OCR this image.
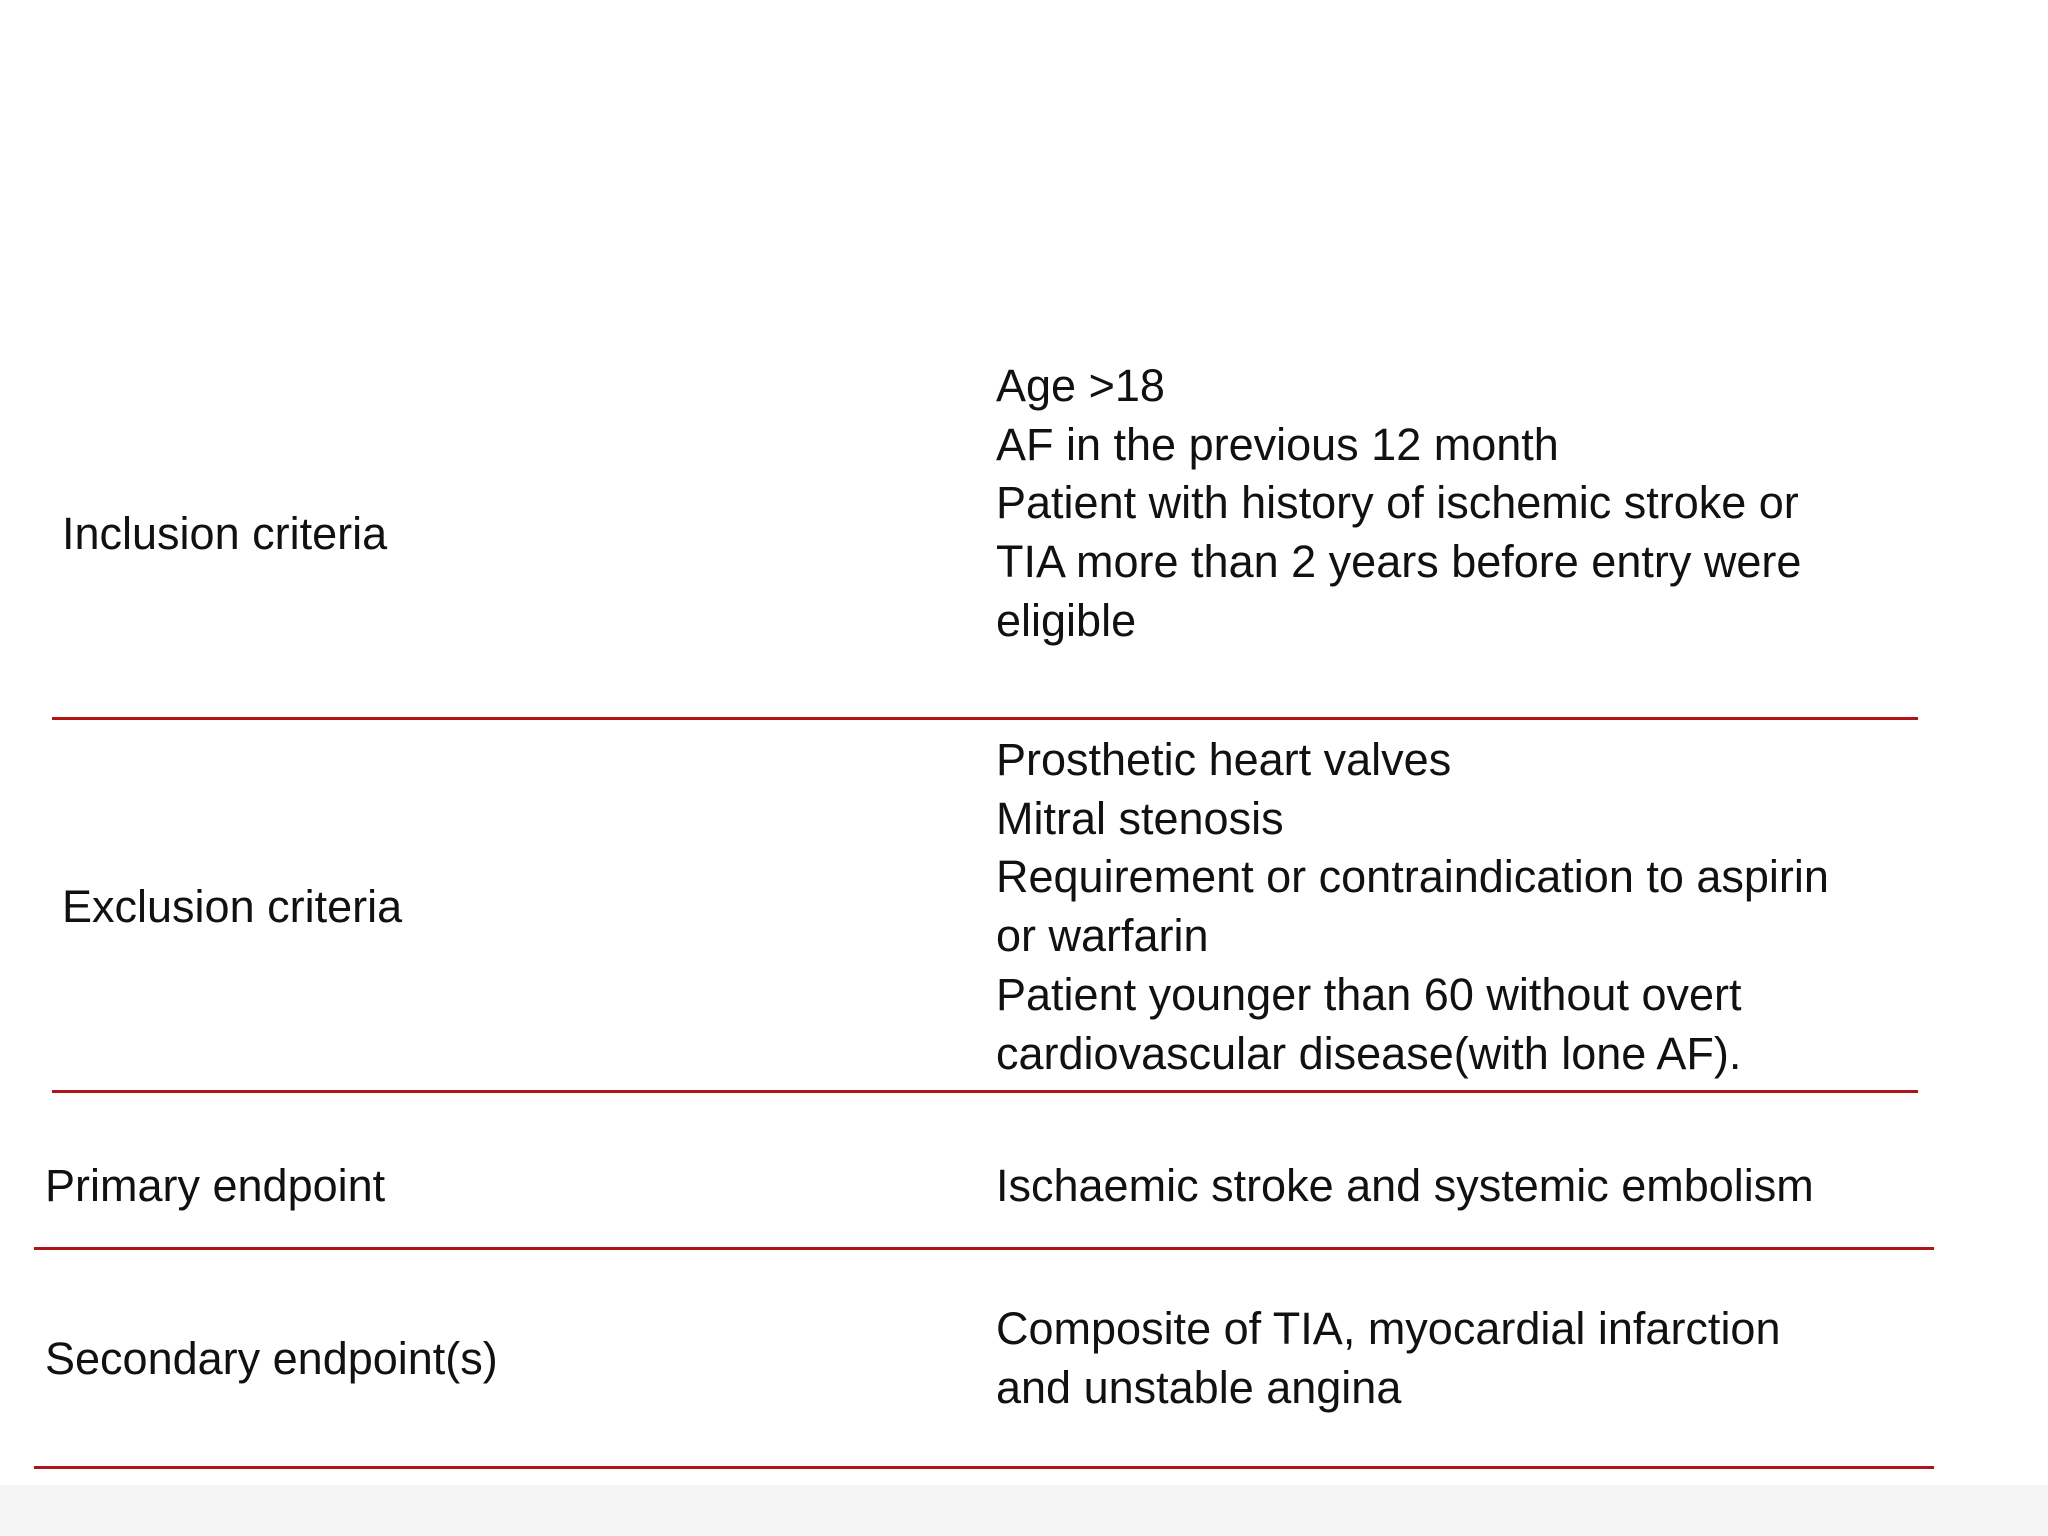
Inclusion criteria
Age >18
AF in the previous 12 month
Patient with history of ischemic stroke or
TIA more than 2 years before entry were
eligible
Exclusion criteria
Prosthetic heart valves
Mitral stenosis
Requirement or contraindication to aspirin
or warfarin
Patient younger than 60 without overt
cardiovascular disease(with lone AF).
Primary endpoint	Ischaemic stroke and systemic embolism
Secondary endpoint(s)
Composite of TIA, myocardial infarction
and unstable angina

• • • • •

All of the material above needs to be restated exactly, with no pictures.

Solution for this problem
OCR this image.
Inclusion criteria
Age >18
AF in the previous 12 month
Patient with history of ischemic stroke or
TIA more than 2 years before entry were
eligible
Exclusion criteria
Prosthetic heart valves
Mitral stenosis
Requirement or contraindication to aspirin
or warfarin
Patient younger than 60 without overt
cardiovascular disease(with lone AF).
Primary endpoint	Ischaemic stroke and systemic embolism
Secondary endpoint(s)
Composite of TIA, myocardial infarction
and unstable angina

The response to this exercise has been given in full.